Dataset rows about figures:
*-*-*
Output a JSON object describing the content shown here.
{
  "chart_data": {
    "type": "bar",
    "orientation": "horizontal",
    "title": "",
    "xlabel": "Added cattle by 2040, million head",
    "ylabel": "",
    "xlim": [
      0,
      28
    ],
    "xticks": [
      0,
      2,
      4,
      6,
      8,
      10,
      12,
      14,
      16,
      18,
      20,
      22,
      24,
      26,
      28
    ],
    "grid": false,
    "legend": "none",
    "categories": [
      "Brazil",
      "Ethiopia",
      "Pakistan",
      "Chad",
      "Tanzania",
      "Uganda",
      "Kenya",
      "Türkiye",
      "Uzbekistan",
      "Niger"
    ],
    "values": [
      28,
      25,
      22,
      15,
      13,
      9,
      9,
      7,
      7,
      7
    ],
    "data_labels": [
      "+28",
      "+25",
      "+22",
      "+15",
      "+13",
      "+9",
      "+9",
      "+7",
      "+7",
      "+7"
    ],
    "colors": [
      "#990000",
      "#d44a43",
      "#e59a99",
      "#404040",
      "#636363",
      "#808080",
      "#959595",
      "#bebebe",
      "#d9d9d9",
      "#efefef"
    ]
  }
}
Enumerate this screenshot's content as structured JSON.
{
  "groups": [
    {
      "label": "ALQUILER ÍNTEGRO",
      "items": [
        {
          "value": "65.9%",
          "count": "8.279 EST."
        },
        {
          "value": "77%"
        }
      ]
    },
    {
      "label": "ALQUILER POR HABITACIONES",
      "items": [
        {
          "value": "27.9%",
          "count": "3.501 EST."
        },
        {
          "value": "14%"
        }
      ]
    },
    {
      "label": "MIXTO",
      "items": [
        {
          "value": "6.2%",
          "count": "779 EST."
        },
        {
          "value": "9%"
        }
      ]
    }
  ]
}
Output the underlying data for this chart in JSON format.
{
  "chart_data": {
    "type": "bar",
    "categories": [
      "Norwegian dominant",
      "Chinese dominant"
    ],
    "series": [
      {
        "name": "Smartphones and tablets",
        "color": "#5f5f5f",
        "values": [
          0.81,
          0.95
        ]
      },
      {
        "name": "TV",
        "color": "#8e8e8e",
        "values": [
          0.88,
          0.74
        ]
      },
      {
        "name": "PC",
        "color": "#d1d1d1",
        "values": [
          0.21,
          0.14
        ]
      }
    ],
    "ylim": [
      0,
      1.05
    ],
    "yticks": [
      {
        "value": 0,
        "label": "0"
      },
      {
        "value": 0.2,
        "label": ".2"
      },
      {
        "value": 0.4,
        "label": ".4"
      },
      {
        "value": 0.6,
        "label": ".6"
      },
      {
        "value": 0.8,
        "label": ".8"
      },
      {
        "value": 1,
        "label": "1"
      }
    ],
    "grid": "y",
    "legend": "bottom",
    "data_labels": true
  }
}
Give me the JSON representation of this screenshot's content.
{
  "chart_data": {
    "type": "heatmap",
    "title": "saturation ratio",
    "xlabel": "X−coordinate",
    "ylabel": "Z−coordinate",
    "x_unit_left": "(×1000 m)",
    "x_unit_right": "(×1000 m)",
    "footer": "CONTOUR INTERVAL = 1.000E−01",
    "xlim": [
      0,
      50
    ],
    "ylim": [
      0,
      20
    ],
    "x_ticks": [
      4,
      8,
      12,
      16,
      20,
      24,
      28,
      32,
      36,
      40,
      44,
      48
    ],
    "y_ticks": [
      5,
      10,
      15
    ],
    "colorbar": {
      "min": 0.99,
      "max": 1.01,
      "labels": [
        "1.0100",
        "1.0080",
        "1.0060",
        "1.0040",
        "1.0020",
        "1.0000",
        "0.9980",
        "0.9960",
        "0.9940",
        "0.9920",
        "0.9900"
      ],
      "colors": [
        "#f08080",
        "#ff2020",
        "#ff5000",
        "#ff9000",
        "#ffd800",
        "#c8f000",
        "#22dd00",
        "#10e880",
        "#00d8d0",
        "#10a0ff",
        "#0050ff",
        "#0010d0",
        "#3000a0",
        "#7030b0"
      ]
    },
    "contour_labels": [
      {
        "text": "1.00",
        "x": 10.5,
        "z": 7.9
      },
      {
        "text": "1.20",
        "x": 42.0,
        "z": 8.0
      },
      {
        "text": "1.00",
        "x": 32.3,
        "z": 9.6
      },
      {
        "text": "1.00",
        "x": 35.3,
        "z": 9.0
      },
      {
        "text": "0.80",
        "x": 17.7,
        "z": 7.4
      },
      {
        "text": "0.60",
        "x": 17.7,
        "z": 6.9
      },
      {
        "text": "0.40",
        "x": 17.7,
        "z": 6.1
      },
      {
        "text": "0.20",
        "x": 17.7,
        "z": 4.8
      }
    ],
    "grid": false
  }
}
*-*-*
Show, from the material above, each line that includes the string "content".

Output a JSON object describing the content shown here.
Enumerate this screenshot's content as structured JSON.
Give me the JSON representation of this screenshot's content.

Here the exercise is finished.